=== Raw records ===

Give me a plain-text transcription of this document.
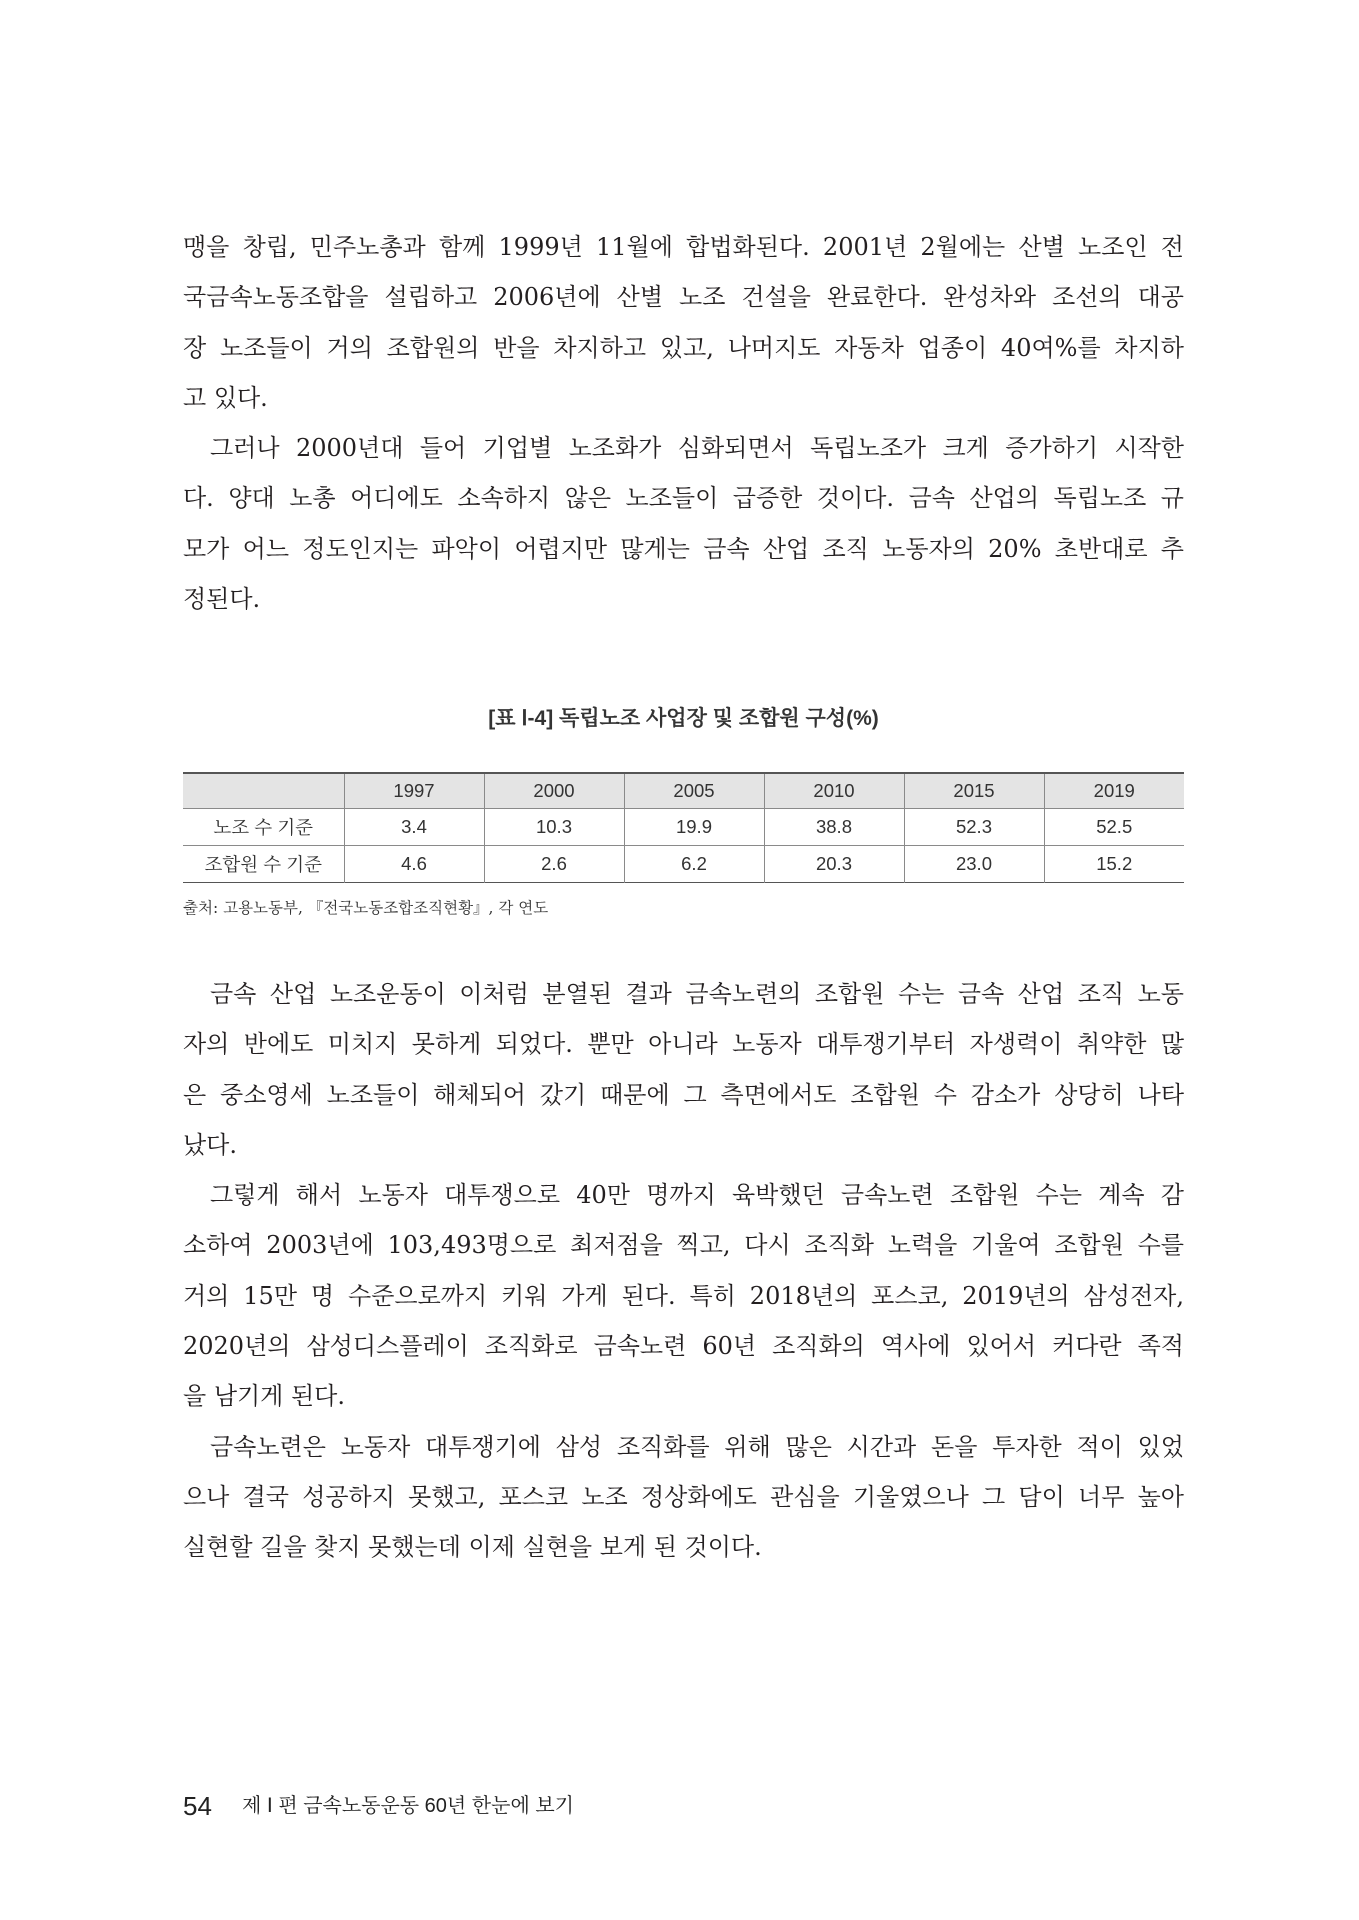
맹을 창립, 민주노총과 함께 1999년 11월에 합법화된다. 2001년 2월에는 산별 노조인 전
국금속노동조합을 설립하고 2006년에 산별 노조 건설을 완료한다. 완성차와 조선의 대공
장 노조들이 거의 조합원의 반을 차지하고 있고, 나머지도 자동차 업종이 40여%를 차지하
고 있다.
그러나 2000년대 들어 기업별 노조화가 심화되면서 독립노조가 크게 증가하기 시작한
다. 양대 노총 어디에도 소속하지 않은 노조들이 급증한 것이다. 금속 산업의 독립노조 규
모가 어느 정도인지는 파악이 어렵지만 많게는 금속 산업 조직 노동자의 20% 초반대로 추
정된다.
[표 Ⅰ-4] 독립노조 사업장 및 조합원 구성(%)
	1997	2000	2005	2010	2015	2019
노조 수 기준	3.4	10.3	19.9	38.8	52.3	52.5
조합원 수 기준	4.6	2.6	6.2	20.3	23.0	15.2
출처: 고용노동부, 『전국노동조합조직현황』, 각 연도
금속 산업 노조운동이 이처럼 분열된 결과 금속노련의 조합원 수는 금속 산업 조직 노동
자의 반에도 미치지 못하게 되었다. 뿐만 아니라 노동자 대투쟁기부터 자생력이 취약한 많
은 중소영세 노조들이 해체되어 갔기 때문에 그 측면에서도 조합원 수 감소가 상당히 나타
났다.
그렇게 해서 노동자 대투쟁으로 40만 명까지 육박했던 금속노련 조합원 수는 계속 감
소하여 2003년에 103,493명으로 최저점을 찍고, 다시 조직화 노력을 기울여 조합원 수를
거의 15만 명 수준으로까지 키워 가게 된다. 특히 2018년의 포스코, 2019년의 삼성전자,
2020년의 삼성디스플레이 조직화로 금속노련 60년 조직화의 역사에 있어서 커다란 족적
을 남기게 된다.
금속노련은 노동자 대투쟁기에 삼성 조직화를 위해 많은 시간과 돈을 투자한 적이 있었
으나 결국 성공하지 못했고, 포스코 노조 정상화에도 관심을 기울였으나 그 담이 너무 높아
실현할 길을 찾지 못했는데 이제 실현을 보게 된 것이다.
54	제 Ⅰ 편 금속노동운동 60년 한눈에 보기
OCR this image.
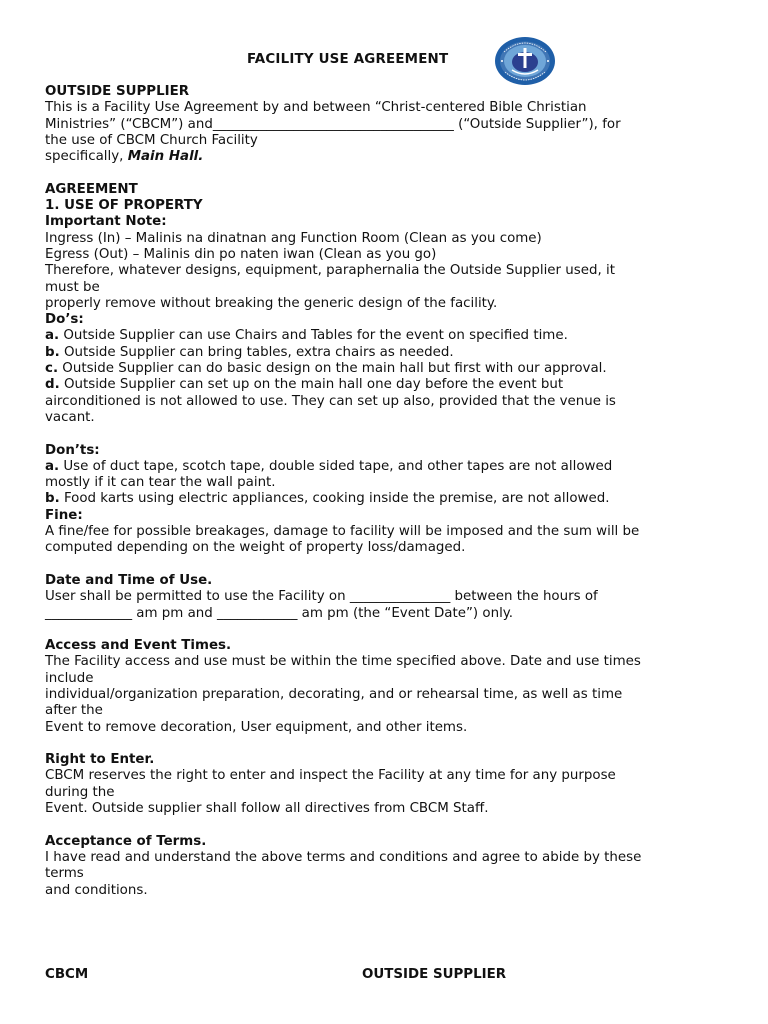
FACILITY USE AGREEMENT

OUTSIDE SUPPLIER

This is a Facility Use Agreement by and between “Christ-centered Bible Christian

Ministries” (“CBCM”) and____________________________________ (“Outside Supplier”), for

the use of CBCM Church Facility

specifically, Main Hall.

AGREEMENT

1. USE OF PROPERTY

Important Note:

Ingress (In) – Malinis na dinatnan ang Function Room (Clean as you come)

Egress (Out) – Malinis din po naten iwan (Clean as you go)

Therefore, whatever designs, equipment, paraphernalia the Outside Supplier used, it

must be

properly remove without breaking the generic design of the facility.

Do’s:

a. Outside Supplier can use Chairs and Tables for the event on specified time.

b. Outside Supplier can bring tables, extra chairs as needed.

c. Outside Supplier can do basic design on the main hall but first with our approval.

d. Outside Supplier can set up on the main hall one day before the event but

airconditioned is not allowed to use. They can set up also, provided that the venue is

vacant.

Don’ts:

a. Use of duct tape, scotch tape, double sided tape, and other tapes are not allowed

mostly if it can tear the wall paint.

b. Food karts using electric appliances, cooking inside the premise, are not allowed.

Fine:

A fine/fee for possible breakages, damage to facility will be imposed and the sum will be

computed depending on the weight of property loss/damaged.

Date and Time of Use.

User shall be permitted to use the Facility on _______________ between the hours of

_____________ am pm and ____________ am pm (the “Event Date”) only.

Access and Event Times.

The Facility access and use must be within the time specified above. Date and use times

include

individual/organization preparation, decorating, and or rehearsal time, as well as time

after the

Event to remove decoration, User equipment, and other items.

Right to Enter.

CBCM reserves the right to enter and inspect the Facility at any time for any purpose

during the

Event. Outside supplier shall follow all directives from CBCM Staff.

Acceptance of Terms.

I have read and understand the above terms and conditions and agree to abide by these

terms

and conditions.

CBCM	OUTSIDE SUPPLIER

===

— Set problem —
Count every line in the data that contains the word "conditions", then give that count and nothing else.

— Expected answer —
2